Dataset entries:

##########

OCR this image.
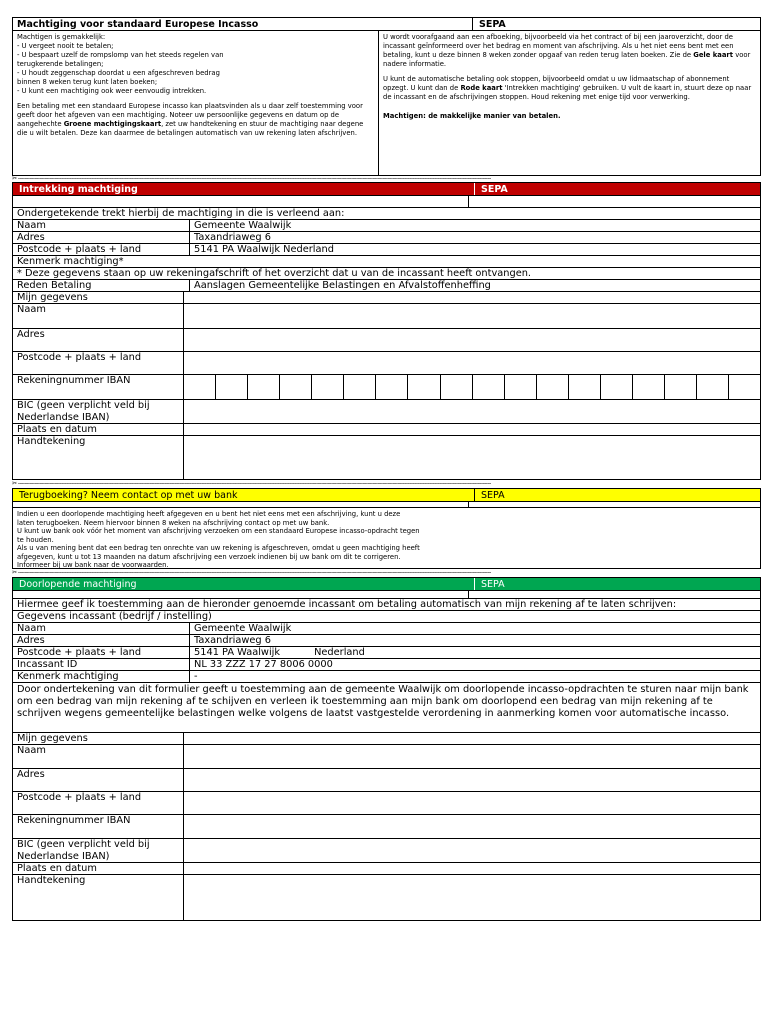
Machtiging voor standaard Europese Incasso	SEPA

Machtigen is gemakkelijk:
- U vergeet nooit te betalen;
- U bespaart uzelf de rompslomp van het steeds regelen van
terugkerende betalingen;
- U houdt zeggenschap doordat u een afgeschreven bedrag
binnen 8 weken terug kunt laten boeken;
- U kunt een machtiging ook weer eenvoudig intrekken.

Een betaling met een standaard Europese incasso kan plaatsvinden als u daar zelf toestemming voor geeft door het afgeven van een machtiging. Noteer uw persoonlijke gegevens en datum op de aangehechte Groene machtigingskaart, zet uw handtekening en stuur de machtiging naar degene die u wilt betalen. Deze kan daarmee de betalingen automatisch van uw rekening laten afschrijven.

U wordt voorafgaand aan een afboeking, bijvoorbeeld via het contract of bij een jaaroverzicht, door de incassant geïnformeerd over het bedrag en moment van afschrijving. Als u het niet eens bent met een betaling, kunt u deze binnen 8 weken zonder opgaaf van reden terug laten boeken. Zie de Gele kaart voor nadere informatie.

U kunt de automatische betaling ook stoppen, bijvoorbeeld omdat u uw lidmaatschap of abonnement opzegt. U kunt dan de Rode kaart 'Intrekken machtiging' gebruiken. U vult de kaart in, stuurt deze op naar de incassant en de afschrijvingen stoppen. Houd rekening met enige tijd voor verwerking.

Machtigen: de makkelijke manier van betalen.

✂ --------------------------------------------------------------------------------------------------------------------------------------------------------------------------------------------------------------------------------------------------------------------------------------------
Intrekking machtiging	SEPA
Ondergetekende trekt hierbij de machtiging in die is verleend aan:
Naam	Gemeente Waalwijk
Adres	Taxandriaweg 6
Postcode + plaats + land	5141 PA Waalwijk Nederland
Kenmerk machtiging*
* Deze gegevens staan op uw rekeningafschrift of het overzicht dat u van de incassant heeft ontvangen.
Reden Betaling	Aanslagen Gemeentelijke Belastingen en Afvalstoffenheffing
Mijn gegevens
Naam
Adres
Postcode + plaats + land
Rekeningnummer IBAN
BIC (geen verplicht veld bij Nederlandse IBAN)
Plaats en datum
Handtekening
✂ --------------------------------------------------------------------------------------------------------------------------------------------------------------------------------------------------------------------------------------------------------------------------------------------
Terugboeking? Neem contact op met uw bank	SEPA
Indien u een doorlopende machtiging heeft afgegeven en u bent het niet eens met een afschrijving, kunt u deze
laten terugboeken. Neem hiervoor binnen 8 weken na afschrijving contact op met uw bank.
U kunt uw bank ook vóór het moment van afschrijving verzoeken om een standaard Europese incasso-opdracht tegen
te houden.
Als u van mening bent dat een bedrag ten onrechte van uw rekening is afgeschreven, omdat u geen machtiging heeft
afgegeven, kunt u tot 13 maanden na datum afschrijving een verzoek indienen bij uw bank om dit te corrigeren.
Informeer bij uw bank naar de voorwaarden.
✂ --------------------------------------------------------------------------------------------------------------------------------------------------------------------------------------------------------------------------------------------------------------------------------------------
Doorlopende machtiging	SEPA
Hiermee geef ik toestemming aan de hieronder genoemde incassant om betaling automatisch van mijn rekening af te laten schrijven:
Gegevens incassant (bedrijf / instelling)
Naam	Gemeente Waalwijk
Adres	Taxandriaweg 6
Postcode + plaats + land	5141 PA Waalwijk	Nederland
Incassant ID	NL 33 ZZZ 17 27 8006 0000
Kenmerk machtiging	-
Door ondertekening van dit formulier geeft u toestemming aan de gemeente Waalwijk om doorlopende incasso-opdrachten te sturen naar mijn bank om een bedrag van mijn rekening af te schijven en verleen ik toestemming aan mijn bank om doorlopend een bedrag van mijn rekening af te schrijven wegens gemeentelijke belastingen welke volgens de laatst vastgestelde verordening in aanmerking komen voor automatische incasso.
Mijn gegevens
Naam
Adres
Postcode + plaats + land
Rekeningnummer IBAN
BIC (geen verplicht veld bij Nederlandse IBAN)
Plaats en datum
Handtekening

##########

Leaving the pictures aside, transcribe the entire listing exactly.

OCR this image.
Machtiging voor standaard Europese Incasso	SEPA

Machtigen is gemakkelijk:
- U vergeet nooit te betalen;
- U bespaart uzelf de rompslomp van het steeds regelen van
terugkerende betalingen;
- U houdt zeggenschap doordat u een afgeschreven bedrag
binnen 8 weken terug kunt laten boeken;
- U kunt een machtiging ook weer eenvoudig intrekken.

Een betaling met een standaard Europese incasso kan plaatsvinden als u daar zelf toestemming voor geeft door het afgeven van een machtiging. Noteer uw persoonlijke gegevens en datum op de aangehechte Groene machtigingskaart, zet uw handtekening en stuur de machtiging naar degene die u wilt betalen. Deze kan daarmee de betalingen automatisch van uw rekening laten afschrijven.

U wordt voorafgaand aan een afboeking, bijvoorbeeld via het contract of bij een jaaroverzicht, door de incassant geïnformeerd over het bedrag en moment van afschrijving. Als u het niet eens bent met een betaling, kunt u deze binnen 8 weken zonder opgaaf van reden terug laten boeken. Zie de Gele kaart voor nadere informatie.

U kunt de automatische betaling ook stoppen, bijvoorbeeld omdat u uw lidmaatschap of abonnement opzegt. U kunt dan de Rode kaart 'Intrekken machtiging' gebruiken. U vult de kaart in, stuurt deze op naar de incassant en de afschrijvingen stoppen. Houd rekening met enige tijd voor verwerking.

Machtigen: de makkelijke manier van betalen.

✂ --------------------------------------------------------------------------------------------------------------------------------------------------------------------------------------------------------------------------------------------------------------------------------------------
Intrekking machtiging	SEPA
Ondergetekende trekt hierbij de machtiging in die is verleend aan:
Naam	Gemeente Waalwijk
Adres	Taxandriaweg 6
Postcode + plaats + land	5141 PA Waalwijk Nederland
Kenmerk machtiging*
* Deze gegevens staan op uw rekeningafschrift of het overzicht dat u van de incassant heeft ontvangen.
Reden Betaling	Aanslagen Gemeentelijke Belastingen en Afvalstoffenheffing
Mijn gegevens
Naam
Adres
Postcode + plaats + land
Rekeningnummer IBAN
BIC (geen verplicht veld bij Nederlandse IBAN)
Plaats en datum
Handtekening
✂ --------------------------------------------------------------------------------------------------------------------------------------------------------------------------------------------------------------------------------------------------------------------------------------------
Terugboeking? Neem contact op met uw bank	SEPA
Indien u een doorlopende machtiging heeft afgegeven en u bent het niet eens met een afschrijving, kunt u deze
laten terugboeken. Neem hiervoor binnen 8 weken na afschrijving contact op met uw bank.
U kunt uw bank ook vóór het moment van afschrijving verzoeken om een standaard Europese incasso-opdracht tegen
te houden.
Als u van mening bent dat een bedrag ten onrechte van uw rekening is afgeschreven, omdat u geen machtiging heeft
afgegeven, kunt u tot 13 maanden na datum afschrijving een verzoek indienen bij uw bank om dit te corrigeren.
Informeer bij uw bank naar de voorwaarden.
✂ --------------------------------------------------------------------------------------------------------------------------------------------------------------------------------------------------------------------------------------------------------------------------------------------
Doorlopende machtiging	SEPA
Hiermee geef ik toestemming aan de hieronder genoemde incassant om betaling automatisch van mijn rekening af te laten schrijven:
Gegevens incassant (bedrijf / instelling)
Naam	Gemeente Waalwijk
Adres	Taxandriaweg 6
Postcode + plaats + land	5141 PA Waalwijk	Nederland
Incassant ID	NL 33 ZZZ 17 27 8006 0000
Kenmerk machtiging	-
Door ondertekening van dit formulier geeft u toestemming aan de gemeente Waalwijk om doorlopende incasso-opdrachten te sturen naar mijn bank om een bedrag van mijn rekening af te schijven en verleen ik toestemming aan mijn bank om doorlopend een bedrag van mijn rekening af te schrijven wegens gemeentelijke belastingen welke volgens de laatst vastgestelde verordening in aanmerking komen voor automatische incasso.
Mijn gegevens
Naam
Adres
Postcode + plaats + land
Rekeningnummer IBAN
BIC (geen verplicht veld bij Nederlandse IBAN)
Plaats en datum
Handtekening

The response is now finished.